Repeat every line of the material, character for character.

** Start of Given records **

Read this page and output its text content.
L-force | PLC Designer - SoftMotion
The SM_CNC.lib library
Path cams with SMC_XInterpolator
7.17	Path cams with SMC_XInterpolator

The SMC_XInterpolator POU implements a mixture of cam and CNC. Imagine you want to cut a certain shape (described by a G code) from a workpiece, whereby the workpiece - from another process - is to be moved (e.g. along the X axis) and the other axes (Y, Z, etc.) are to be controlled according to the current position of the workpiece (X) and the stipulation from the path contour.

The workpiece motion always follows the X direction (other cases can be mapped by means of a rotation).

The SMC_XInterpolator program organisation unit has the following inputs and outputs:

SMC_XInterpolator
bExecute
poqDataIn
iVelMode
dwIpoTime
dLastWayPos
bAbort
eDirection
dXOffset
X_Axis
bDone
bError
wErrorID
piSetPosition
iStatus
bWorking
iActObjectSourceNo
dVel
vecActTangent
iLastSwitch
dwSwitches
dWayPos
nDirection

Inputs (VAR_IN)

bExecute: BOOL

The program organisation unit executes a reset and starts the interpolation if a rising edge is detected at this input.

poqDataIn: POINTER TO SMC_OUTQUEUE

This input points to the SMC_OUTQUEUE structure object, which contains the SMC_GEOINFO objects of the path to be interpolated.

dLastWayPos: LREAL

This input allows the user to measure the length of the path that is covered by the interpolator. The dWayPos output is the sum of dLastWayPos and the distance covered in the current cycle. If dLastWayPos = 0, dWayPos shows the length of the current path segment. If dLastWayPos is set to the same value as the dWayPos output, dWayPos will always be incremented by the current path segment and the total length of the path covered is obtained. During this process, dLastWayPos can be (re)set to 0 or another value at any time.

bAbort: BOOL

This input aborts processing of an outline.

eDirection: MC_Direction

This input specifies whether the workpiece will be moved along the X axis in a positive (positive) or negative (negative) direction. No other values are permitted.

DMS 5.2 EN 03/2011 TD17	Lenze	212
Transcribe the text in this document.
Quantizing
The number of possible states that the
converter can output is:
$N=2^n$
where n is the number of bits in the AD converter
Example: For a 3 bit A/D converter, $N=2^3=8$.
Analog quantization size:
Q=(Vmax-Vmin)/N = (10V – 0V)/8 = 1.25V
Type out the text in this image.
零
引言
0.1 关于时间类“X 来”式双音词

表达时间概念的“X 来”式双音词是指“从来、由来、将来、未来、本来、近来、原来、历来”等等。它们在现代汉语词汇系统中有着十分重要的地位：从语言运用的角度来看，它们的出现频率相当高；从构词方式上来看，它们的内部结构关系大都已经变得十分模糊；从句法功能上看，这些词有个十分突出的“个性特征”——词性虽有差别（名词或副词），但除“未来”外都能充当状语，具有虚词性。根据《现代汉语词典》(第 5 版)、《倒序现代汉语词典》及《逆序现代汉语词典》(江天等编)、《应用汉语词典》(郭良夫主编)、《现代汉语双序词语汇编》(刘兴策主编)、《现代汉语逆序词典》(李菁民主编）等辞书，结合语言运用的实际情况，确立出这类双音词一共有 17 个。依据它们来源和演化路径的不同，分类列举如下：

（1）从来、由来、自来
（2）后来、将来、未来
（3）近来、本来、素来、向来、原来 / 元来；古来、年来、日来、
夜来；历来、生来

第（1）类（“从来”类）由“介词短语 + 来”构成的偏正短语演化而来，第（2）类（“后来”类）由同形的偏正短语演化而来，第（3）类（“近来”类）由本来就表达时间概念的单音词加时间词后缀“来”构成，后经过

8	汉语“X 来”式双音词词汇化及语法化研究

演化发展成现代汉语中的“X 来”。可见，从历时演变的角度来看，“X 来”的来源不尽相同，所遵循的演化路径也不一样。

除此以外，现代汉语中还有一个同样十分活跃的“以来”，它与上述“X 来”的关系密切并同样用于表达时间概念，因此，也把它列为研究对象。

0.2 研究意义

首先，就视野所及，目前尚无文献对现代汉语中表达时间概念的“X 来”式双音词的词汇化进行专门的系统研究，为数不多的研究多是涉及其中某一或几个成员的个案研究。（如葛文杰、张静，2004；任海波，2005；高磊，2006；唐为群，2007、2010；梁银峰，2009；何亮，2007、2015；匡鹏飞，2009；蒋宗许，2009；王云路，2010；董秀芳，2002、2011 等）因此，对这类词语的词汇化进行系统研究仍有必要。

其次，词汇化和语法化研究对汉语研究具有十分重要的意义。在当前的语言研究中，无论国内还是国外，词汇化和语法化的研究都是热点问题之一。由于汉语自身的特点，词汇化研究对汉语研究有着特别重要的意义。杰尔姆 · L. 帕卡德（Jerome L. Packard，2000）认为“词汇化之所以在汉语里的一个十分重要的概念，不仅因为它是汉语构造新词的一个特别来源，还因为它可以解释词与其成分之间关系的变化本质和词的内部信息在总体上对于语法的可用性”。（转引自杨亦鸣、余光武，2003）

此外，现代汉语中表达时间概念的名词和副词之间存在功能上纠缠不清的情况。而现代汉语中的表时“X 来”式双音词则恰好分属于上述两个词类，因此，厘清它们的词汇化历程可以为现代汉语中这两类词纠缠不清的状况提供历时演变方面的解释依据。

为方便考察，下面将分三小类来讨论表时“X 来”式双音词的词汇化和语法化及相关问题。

** End of Given records **

Worked answer:
Read this page and output its text content.
L-force | PLC Designer - SoftMotion
The SM_CNC.lib library
Path cams with SMC_XInterpolator
7.17	Path cams with SMC_XInterpolator

The SMC_XInterpolator POU implements a mixture of cam and CNC. Imagine you want to cut a certain shape (described by a G code) from a workpiece, whereby the workpiece - from another process - is to be moved (e.g. along the X axis) and the other axes (Y, Z, etc.) are to be controlled according to the current position of the workpiece (X) and the stipulation from the path contour.

The workpiece motion always follows the X direction (other cases can be mapped by means of a rotation).

The SMC_XInterpolator program organisation unit has the following inputs and outputs:

SMC_XInterpolator
bExecute
poqDataIn
iVelMode
dwIpoTime
dLastWayPos
bAbort
eDirection
dXOffset
X_Axis
bDone
bError
wErrorID
piSetPosition
iStatus
bWorking
iActObjectSourceNo
dVel
vecActTangent
iLastSwitch
dwSwitches
dWayPos
nDirection

Inputs (VAR_IN)

bExecute: BOOL

The program organisation unit executes a reset and starts the interpolation if a rising edge is detected at this input.

poqDataIn: POINTER TO SMC_OUTQUEUE

This input points to the SMC_OUTQUEUE structure object, which contains the SMC_GEOINFO objects of the path to be interpolated.

dLastWayPos: LREAL

This input allows the user to measure the length of the path that is covered by the interpolator. The dWayPos output is the sum of dLastWayPos and the distance covered in the current cycle. If dLastWayPos = 0, dWayPos shows the length of the current path segment. If dLastWayPos is set to the same value as the dWayPos output, dWayPos will always be incremented by the current path segment and the total length of the path covered is obtained. During this process, dLastWayPos can be (re)set to 0 or another value at any time.

bAbort: BOOL

This input aborts processing of an outline.

eDirection: MC_Direction

This input specifies whether the workpiece will be moved along the X axis in a positive (positive) or negative (negative) direction. No other values are permitted.

DMS 5.2 EN 03/2011 TD17	Lenze	212
Transcribe the text in this document.
Quantizing
The number of possible states that the
converter can output is:
$N=2^n$
where n is the number of bits in the AD converter
Example: For a 3 bit A/D converter, $N=2^3=8$.
Analog quantization size:
Q=(Vmax-Vmin)/N = (10V – 0V)/8 = 1.25V
Type out the text in this image.
零
引言
0.1 关于时间类“X 来”式双音词

表达时间概念的“X 来”式双音词是指“从来、由来、将来、未来、本来、近来、原来、历来”等等。它们在现代汉语词汇系统中有着十分重要的地位：从语言运用的角度来看，它们的出现频率相当高；从构词方式上来看，它们的内部结构关系大都已经变得十分模糊；从句法功能上看，这些词有个十分突出的“个性特征”——词性虽有差别（名词或副词），但除“未来”外都能充当状语，具有虚词性。根据《现代汉语词典》(第 5 版)、《倒序现代汉语词典》及《逆序现代汉语词典》(江天等编)、《应用汉语词典》(郭良夫主编)、《现代汉语双序词语汇编》(刘兴策主编)、《现代汉语逆序词典》(李菁民主编）等辞书，结合语言运用的实际情况，确立出这类双音词一共有 17 个。依据它们来源和演化路径的不同，分类列举如下：

（1）从来、由来、自来
（2）后来、将来、未来
（3）近来、本来、素来、向来、原来 / 元来；古来、年来、日来、
夜来；历来、生来

第（1）类（“从来”类）由“介词短语 + 来”构成的偏正短语演化而来，第（2）类（“后来”类）由同形的偏正短语演化而来，第（3）类（“近来”类）由本来就表达时间概念的单音词加时间词后缀“来”构成，后经过

8	汉语“X 来”式双音词词汇化及语法化研究

演化发展成现代汉语中的“X 来”。可见，从历时演变的角度来看，“X 来”的来源不尽相同，所遵循的演化路径也不一样。

除此以外，现代汉语中还有一个同样十分活跃的“以来”，它与上述“X 来”的关系密切并同样用于表达时间概念，因此，也把它列为研究对象。

0.2 研究意义

首先，就视野所及，目前尚无文献对现代汉语中表达时间概念的“X 来”式双音词的词汇化进行专门的系统研究，为数不多的研究多是涉及其中某一或几个成员的个案研究。（如葛文杰、张静，2004；任海波，2005；高磊，2006；唐为群，2007、2010；梁银峰，2009；何亮，2007、2015；匡鹏飞，2009；蒋宗许，2009；王云路，2010；董秀芳，2002、2011 等）因此，对这类词语的词汇化进行系统研究仍有必要。

其次，词汇化和语法化研究对汉语研究具有十分重要的意义。在当前的语言研究中，无论国内还是国外，词汇化和语法化的研究都是热点问题之一。由于汉语自身的特点，词汇化研究对汉语研究有着特别重要的意义。杰尔姆 · L. 帕卡德（Jerome L. Packard，2000）认为“词汇化之所以在汉语里的一个十分重要的概念，不仅因为它是汉语构造新词的一个特别来源，还因为它可以解释词与其成分之间关系的变化本质和词的内部信息在总体上对于语法的可用性”。（转引自杨亦鸣、余光武，2003）

此外，现代汉语中表达时间概念的名词和副词之间存在功能上纠缠不清的情况。而现代汉语中的表时“X 来”式双音词则恰好分属于上述两个词类，因此，厘清它们的词汇化历程可以为现代汉语中这两类词纠缠不清的状况提供历时演变方面的解释依据。

为方便考察，下面将分三小类来讨论表时“X 来”式双音词的词汇化和语法化及相关问题。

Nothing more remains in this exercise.